→ **Set exercise**
List all the lines in these records that hold "JSON".
※
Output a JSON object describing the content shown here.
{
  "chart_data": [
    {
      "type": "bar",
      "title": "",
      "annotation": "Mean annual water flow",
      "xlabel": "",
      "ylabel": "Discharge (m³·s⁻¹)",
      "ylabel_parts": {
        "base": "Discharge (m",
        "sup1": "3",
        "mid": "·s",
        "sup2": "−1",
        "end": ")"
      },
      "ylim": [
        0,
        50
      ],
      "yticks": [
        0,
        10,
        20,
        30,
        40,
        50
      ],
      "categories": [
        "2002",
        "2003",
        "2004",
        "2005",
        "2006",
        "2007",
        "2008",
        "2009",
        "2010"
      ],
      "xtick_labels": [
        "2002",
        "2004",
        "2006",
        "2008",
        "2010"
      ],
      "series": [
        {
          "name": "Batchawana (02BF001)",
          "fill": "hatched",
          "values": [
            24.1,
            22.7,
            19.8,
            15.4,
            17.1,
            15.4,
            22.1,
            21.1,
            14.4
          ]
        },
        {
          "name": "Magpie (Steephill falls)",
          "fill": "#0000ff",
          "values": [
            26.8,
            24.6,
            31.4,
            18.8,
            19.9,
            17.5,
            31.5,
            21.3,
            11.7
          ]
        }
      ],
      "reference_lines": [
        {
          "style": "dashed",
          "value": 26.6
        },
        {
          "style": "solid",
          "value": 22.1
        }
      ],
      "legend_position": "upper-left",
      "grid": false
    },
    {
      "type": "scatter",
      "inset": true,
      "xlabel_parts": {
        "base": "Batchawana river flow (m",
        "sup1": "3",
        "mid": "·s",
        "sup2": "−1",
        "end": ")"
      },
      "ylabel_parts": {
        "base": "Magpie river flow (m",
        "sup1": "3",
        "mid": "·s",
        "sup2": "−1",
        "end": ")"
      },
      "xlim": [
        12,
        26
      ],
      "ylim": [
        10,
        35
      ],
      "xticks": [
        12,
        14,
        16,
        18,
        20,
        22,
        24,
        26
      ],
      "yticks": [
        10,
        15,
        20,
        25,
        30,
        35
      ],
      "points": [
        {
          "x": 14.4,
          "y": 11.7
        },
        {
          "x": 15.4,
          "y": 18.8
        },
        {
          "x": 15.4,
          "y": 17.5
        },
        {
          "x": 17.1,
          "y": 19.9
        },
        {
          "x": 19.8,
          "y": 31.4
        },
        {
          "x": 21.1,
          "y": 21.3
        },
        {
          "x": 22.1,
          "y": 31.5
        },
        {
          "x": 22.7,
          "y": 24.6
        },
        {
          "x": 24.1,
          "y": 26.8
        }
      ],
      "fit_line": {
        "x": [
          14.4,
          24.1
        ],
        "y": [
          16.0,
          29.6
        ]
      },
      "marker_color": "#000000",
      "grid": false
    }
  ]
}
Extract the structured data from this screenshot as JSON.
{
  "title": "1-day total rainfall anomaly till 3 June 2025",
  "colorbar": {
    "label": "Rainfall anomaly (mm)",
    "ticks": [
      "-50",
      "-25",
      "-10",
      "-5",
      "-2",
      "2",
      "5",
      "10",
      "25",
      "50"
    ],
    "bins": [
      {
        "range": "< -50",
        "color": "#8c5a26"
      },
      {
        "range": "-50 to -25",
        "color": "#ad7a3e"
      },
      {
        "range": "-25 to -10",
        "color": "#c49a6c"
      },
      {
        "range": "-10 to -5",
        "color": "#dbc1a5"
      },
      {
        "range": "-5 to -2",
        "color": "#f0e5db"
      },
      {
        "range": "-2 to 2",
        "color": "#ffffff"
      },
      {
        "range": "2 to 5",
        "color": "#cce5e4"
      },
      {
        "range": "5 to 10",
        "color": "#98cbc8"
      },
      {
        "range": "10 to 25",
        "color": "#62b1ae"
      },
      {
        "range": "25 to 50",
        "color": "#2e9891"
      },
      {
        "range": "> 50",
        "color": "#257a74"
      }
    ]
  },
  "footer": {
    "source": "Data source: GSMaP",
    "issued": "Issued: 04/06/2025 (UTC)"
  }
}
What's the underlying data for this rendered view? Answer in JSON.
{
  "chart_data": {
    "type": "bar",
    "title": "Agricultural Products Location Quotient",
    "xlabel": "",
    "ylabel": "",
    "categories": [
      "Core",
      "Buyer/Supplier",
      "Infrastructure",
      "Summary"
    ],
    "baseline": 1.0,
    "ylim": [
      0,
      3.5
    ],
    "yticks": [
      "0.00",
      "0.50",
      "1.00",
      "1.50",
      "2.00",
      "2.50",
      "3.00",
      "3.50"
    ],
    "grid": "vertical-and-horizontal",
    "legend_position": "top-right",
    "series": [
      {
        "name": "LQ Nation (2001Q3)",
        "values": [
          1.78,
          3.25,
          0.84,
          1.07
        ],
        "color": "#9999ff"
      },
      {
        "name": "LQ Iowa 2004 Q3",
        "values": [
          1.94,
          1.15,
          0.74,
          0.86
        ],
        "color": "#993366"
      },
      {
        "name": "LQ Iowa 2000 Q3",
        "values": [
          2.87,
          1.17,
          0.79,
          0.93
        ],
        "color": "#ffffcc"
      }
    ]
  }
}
※
→ **Answer to the problem**
Output a JSON object describing the content shown here.
Extract the structured data from this screenshot as JSON.
What's the underlying data for this rendered view? Answer in JSON.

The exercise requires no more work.